§ SET TASK
Scan the material for the word "валюте", and copy each line where it shows up.

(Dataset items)
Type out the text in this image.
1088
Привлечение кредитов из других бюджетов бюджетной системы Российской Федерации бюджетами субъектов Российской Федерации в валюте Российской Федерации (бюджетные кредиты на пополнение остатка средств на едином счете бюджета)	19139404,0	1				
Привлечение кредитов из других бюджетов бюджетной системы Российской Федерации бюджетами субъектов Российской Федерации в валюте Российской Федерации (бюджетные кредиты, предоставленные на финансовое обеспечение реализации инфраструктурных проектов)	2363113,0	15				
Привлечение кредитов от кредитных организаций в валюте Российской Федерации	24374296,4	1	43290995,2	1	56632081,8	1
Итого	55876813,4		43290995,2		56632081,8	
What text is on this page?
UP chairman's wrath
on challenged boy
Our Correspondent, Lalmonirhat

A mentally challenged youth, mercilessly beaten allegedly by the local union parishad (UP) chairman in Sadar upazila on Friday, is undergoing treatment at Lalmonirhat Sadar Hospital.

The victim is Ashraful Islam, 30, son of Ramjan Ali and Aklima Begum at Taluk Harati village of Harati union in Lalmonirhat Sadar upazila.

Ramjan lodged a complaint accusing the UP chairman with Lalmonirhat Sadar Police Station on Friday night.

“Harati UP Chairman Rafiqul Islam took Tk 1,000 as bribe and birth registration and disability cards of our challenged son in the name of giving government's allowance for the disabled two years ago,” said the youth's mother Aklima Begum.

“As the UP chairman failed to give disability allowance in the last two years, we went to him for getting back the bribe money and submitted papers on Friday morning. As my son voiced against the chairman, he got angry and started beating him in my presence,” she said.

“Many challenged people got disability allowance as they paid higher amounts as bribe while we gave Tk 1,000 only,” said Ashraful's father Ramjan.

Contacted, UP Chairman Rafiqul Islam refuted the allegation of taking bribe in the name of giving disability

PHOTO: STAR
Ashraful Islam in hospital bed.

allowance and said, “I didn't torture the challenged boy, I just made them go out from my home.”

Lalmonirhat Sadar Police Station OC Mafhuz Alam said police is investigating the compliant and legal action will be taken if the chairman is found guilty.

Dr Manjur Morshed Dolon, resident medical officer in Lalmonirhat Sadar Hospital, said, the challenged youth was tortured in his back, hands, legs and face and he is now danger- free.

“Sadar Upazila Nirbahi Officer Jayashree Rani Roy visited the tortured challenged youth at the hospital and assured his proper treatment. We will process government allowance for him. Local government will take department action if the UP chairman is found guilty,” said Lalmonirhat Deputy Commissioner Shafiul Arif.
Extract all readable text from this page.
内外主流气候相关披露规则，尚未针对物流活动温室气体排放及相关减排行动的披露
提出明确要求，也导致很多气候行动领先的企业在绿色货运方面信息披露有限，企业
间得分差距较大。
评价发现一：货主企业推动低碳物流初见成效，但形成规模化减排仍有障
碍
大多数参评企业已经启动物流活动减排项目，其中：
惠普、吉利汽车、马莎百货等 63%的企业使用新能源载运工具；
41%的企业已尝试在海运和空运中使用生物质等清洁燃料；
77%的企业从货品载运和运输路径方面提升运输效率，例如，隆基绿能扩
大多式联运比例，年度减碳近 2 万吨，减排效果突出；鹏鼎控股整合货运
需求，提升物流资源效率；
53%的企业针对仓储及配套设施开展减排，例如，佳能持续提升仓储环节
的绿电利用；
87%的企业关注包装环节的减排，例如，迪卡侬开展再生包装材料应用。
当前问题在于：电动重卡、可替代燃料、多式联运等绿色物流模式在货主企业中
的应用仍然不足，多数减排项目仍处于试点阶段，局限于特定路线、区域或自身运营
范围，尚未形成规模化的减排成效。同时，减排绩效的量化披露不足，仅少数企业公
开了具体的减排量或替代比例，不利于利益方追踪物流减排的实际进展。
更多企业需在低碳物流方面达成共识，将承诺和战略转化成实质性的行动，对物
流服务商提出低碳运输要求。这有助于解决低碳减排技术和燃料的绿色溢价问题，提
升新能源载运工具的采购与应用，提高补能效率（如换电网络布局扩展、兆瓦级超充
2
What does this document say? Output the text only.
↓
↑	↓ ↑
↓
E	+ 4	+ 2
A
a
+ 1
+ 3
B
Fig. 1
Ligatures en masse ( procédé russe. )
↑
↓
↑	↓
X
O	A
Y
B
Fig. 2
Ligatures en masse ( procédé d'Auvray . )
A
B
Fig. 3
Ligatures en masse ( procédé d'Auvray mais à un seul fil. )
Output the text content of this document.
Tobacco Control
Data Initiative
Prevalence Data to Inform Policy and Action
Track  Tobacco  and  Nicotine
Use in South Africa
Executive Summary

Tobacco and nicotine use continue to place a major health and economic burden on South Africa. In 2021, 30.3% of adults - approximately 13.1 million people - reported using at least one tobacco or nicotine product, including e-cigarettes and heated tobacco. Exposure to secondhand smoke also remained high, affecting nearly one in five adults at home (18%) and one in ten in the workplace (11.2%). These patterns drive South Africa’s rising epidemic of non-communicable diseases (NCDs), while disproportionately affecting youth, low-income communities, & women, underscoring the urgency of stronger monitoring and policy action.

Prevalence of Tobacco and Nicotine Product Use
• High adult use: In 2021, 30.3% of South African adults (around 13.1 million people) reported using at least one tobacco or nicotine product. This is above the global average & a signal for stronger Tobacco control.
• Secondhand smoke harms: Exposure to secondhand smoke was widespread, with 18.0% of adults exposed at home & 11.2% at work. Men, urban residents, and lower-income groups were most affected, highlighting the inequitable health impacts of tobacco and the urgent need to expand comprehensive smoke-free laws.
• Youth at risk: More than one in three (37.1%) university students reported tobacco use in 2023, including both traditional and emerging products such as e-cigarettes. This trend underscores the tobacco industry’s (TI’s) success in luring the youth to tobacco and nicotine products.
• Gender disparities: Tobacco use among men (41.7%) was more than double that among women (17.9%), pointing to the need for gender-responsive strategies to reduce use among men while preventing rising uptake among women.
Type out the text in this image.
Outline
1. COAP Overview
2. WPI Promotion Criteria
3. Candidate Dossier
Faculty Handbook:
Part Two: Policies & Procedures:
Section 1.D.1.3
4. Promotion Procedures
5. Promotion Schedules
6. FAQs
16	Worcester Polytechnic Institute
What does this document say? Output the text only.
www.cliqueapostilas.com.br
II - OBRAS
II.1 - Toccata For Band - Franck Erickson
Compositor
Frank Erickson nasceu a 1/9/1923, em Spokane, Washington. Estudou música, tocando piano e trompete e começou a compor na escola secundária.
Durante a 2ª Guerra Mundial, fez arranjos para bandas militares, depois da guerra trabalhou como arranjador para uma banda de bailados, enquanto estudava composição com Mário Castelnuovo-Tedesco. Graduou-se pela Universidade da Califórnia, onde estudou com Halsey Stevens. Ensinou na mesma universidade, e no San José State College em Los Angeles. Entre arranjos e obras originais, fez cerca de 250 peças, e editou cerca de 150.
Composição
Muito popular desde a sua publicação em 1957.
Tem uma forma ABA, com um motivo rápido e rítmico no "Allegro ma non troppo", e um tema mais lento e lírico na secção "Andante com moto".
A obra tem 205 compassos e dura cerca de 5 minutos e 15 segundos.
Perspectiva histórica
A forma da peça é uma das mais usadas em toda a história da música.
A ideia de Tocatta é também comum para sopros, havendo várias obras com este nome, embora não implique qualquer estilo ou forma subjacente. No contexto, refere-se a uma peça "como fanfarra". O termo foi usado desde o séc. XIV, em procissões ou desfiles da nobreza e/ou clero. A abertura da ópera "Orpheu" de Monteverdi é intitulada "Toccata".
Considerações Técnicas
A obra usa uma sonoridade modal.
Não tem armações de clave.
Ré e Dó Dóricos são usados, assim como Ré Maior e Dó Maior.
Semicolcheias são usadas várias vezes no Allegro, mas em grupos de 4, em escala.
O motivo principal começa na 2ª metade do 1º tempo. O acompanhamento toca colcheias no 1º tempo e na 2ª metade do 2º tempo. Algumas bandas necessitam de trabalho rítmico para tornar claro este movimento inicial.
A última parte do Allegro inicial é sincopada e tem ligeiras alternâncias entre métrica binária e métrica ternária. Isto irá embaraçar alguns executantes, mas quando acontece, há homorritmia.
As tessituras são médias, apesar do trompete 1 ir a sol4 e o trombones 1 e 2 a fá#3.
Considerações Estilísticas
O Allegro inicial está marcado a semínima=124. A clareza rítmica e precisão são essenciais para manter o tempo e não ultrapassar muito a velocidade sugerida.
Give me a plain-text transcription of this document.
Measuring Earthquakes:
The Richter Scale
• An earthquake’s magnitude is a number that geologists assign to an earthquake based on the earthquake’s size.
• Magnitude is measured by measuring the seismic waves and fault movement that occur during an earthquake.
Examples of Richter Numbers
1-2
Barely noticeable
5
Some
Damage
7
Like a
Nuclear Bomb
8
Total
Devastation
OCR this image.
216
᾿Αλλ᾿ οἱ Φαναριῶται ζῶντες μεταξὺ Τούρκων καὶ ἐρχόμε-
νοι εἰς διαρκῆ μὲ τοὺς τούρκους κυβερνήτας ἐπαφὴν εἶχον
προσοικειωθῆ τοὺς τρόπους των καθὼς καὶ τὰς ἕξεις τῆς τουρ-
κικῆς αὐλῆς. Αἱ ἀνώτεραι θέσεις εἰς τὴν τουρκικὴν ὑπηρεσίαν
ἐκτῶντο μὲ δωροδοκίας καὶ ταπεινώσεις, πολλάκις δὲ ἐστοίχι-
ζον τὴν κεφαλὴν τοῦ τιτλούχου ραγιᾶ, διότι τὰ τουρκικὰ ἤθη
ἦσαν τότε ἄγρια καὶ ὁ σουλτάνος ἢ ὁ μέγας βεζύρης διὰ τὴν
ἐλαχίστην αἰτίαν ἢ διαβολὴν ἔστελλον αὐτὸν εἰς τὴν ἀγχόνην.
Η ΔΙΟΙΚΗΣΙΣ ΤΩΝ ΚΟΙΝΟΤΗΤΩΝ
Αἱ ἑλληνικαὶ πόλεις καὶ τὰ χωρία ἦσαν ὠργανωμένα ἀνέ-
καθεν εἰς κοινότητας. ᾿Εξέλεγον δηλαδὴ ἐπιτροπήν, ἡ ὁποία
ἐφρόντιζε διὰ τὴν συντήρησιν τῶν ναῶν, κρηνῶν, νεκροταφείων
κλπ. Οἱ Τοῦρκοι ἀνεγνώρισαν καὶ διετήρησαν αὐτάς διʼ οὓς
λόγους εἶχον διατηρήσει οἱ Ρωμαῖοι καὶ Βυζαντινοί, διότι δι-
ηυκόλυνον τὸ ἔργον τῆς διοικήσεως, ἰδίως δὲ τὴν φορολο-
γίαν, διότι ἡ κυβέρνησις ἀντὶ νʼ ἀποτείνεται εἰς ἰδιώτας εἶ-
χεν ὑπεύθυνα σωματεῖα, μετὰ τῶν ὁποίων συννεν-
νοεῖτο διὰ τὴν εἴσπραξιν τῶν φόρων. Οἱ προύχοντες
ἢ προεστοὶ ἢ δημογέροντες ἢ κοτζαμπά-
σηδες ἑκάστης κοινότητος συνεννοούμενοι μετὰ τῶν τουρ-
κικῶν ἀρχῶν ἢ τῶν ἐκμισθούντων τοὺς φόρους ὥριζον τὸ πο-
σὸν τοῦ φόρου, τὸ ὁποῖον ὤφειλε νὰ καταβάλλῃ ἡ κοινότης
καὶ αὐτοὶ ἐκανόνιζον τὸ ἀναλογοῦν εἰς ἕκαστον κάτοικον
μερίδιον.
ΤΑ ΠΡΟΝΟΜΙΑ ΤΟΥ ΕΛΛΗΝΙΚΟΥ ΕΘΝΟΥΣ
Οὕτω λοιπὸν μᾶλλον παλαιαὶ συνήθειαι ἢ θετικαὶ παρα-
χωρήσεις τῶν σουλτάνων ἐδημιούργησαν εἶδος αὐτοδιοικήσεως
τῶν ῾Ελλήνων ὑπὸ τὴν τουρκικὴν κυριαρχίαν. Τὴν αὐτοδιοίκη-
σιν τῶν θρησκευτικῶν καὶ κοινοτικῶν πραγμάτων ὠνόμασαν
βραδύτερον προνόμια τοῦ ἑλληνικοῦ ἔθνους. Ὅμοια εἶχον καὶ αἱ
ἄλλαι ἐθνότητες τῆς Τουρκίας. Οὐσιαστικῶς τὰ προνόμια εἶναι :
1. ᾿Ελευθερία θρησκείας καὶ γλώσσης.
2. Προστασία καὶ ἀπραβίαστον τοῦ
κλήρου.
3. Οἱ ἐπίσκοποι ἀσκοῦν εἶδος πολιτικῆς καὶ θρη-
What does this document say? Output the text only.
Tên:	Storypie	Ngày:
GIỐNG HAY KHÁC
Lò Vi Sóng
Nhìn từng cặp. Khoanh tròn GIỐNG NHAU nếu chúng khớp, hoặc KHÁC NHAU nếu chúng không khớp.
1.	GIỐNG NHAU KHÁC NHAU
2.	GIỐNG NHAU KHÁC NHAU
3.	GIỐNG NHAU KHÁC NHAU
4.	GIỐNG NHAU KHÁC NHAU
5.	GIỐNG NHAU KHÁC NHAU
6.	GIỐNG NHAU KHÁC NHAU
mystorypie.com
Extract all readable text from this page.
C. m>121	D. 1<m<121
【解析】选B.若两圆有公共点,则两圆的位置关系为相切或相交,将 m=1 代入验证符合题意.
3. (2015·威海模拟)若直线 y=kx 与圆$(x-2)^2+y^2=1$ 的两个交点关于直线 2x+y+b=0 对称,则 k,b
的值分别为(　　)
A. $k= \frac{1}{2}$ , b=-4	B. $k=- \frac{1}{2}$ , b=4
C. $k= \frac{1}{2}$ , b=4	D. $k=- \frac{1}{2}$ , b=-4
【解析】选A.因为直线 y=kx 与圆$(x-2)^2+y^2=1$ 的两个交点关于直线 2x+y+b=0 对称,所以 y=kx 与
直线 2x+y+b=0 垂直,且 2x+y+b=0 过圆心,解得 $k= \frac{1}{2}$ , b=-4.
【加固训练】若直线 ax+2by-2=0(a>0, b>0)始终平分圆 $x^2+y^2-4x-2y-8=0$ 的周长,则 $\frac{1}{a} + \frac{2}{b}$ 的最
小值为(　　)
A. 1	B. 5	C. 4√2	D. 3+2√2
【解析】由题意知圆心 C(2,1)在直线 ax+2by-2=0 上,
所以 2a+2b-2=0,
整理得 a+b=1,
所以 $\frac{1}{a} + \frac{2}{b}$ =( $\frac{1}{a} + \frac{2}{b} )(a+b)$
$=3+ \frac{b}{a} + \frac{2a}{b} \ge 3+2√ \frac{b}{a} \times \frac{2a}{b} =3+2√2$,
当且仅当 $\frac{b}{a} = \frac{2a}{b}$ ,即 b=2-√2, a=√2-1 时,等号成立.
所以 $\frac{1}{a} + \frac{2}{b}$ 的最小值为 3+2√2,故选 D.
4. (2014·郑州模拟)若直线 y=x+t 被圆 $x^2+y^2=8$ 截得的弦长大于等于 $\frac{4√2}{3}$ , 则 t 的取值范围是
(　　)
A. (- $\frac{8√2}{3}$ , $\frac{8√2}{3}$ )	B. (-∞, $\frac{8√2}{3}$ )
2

§ WRITTEN ANSWER
Привлечение кредитов из других бюджетов бюджетной системы Российской Федерации бюджетами субъектов Российской Федерации в валюте Российской Федерации (бюджетные кредиты на пополнение остатка средств на едином счете бюджета)	19139404,0	1				
Привлечение кредитов из других бюджетов бюджетной системы Российской Федерации бюджетами субъектов Российской Федерации в валюте Российской Федерации (бюджетные кредиты, предоставленные на финансовое обеспечение реализации инфраструктурных проектов)	2363113,0	15				
Привлечение кредитов от кредитных организаций в валюте Российской Федерации	24374296,4	1	43290995,2	1	56632081,8	1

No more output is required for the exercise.